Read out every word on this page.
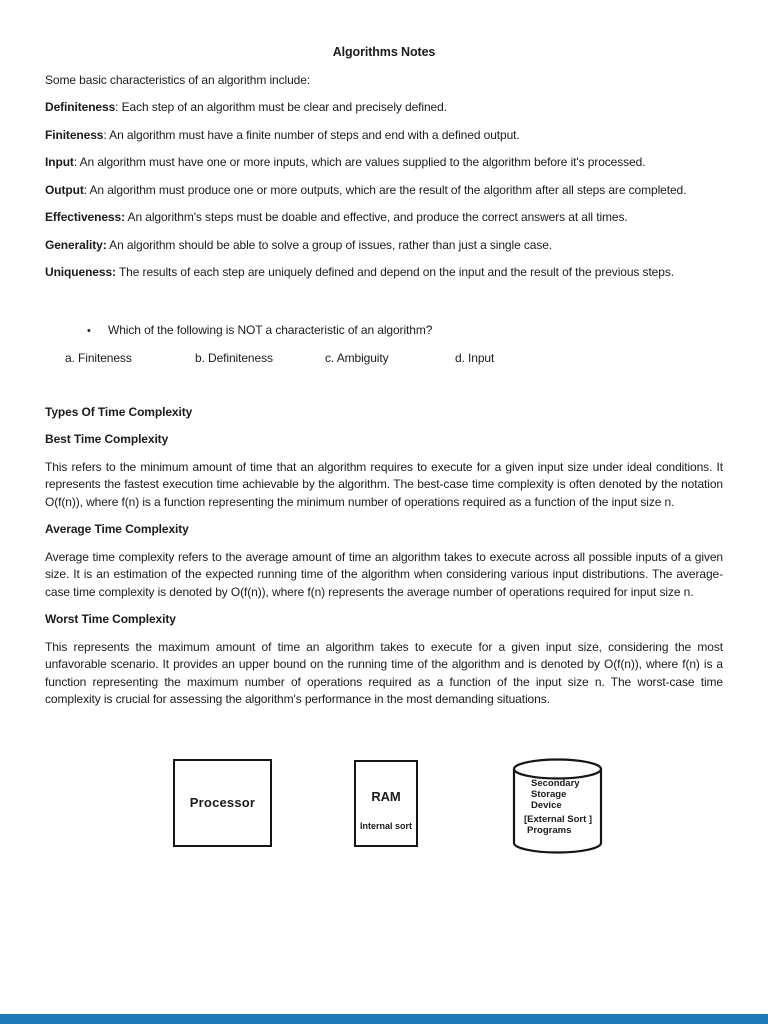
Algorithms Notes

Some basic characteristics of an algorithm include:

Definiteness: Each step of an algorithm must be clear and precisely defined.

Finiteness: An algorithm must have a finite number of steps and end with a defined output.

Input: An algorithm must have one or more inputs, which are values supplied to the algorithm before it's processed.

Output: An algorithm must produce one or more outputs, which are the result of the algorithm after all steps are completed.

Effectiveness: An algorithm's steps must be doable and effective, and produce the correct answers at all times.

Generality: An algorithm should be able to solve a group of issues, rather than just a single case.

Uniqueness: The results of each step are uniquely defined and depend on the input and the result of the previous steps.

• Which of the following is NOT a characteristic of an algorithm?

a. Finiteness	b. Definiteness	c. Ambiguity	d. Input

Types Of Time Complexity

Best Time Complexity

This refers to the minimum amount of time that an algorithm requires to execute for a given input size under ideal conditions. It represents the fastest execution time achievable by the algorithm. The best-case time complexity is often denoted by the notation O(f(n)), where f(n) is a function representing the minimum number of operations required as a function of the input size n.

Average Time Complexity

Average time complexity refers to the average amount of time an algorithm takes to execute across all possible inputs of a given size. It is an estimation of the expected running time of the algorithm when considering various input distributions. The average-case time complexity is denoted by O(f(n)), where f(n) represents the average number of operations required for input size n.

Worst Time Complexity

This represents the maximum amount of time an algorithm takes to execute for a given input size, considering the most unfavorable scenario. It provides an upper bound on the running time of the algorithm and is denoted by O(f(n)), where f(n) is a function representing the maximum number of operations required as a function of the input size n. The worst-case time complexity is crucial for assessing the algorithm's performance in the most demanding situations.

Processor	RAM
Internal sort
Secondary
Storage
Device
[External Sort ]
Programs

--

### Stated exercise
Scan the entries above for the word "refers" and collect each line holding it.

### Task answer
This refers to the minimum amount of time that an algorithm requires to execute for a given input size under ideal conditions. It represents the fastest execution time achievable by the algorithm. The best-case time complexity is often denoted by the notation O(f(n)), where f(n) is a function representing the minimum number of operations required as a function of the input size n.
Average time complexity refers to the average amount of time an algorithm takes to execute across all possible inputs of a given size. It is an estimation of the expected running time of the algorithm when considering various input distributions. The average-case time complexity is denoted by O(f(n)), where f(n) represents the average number of operations required for input size n.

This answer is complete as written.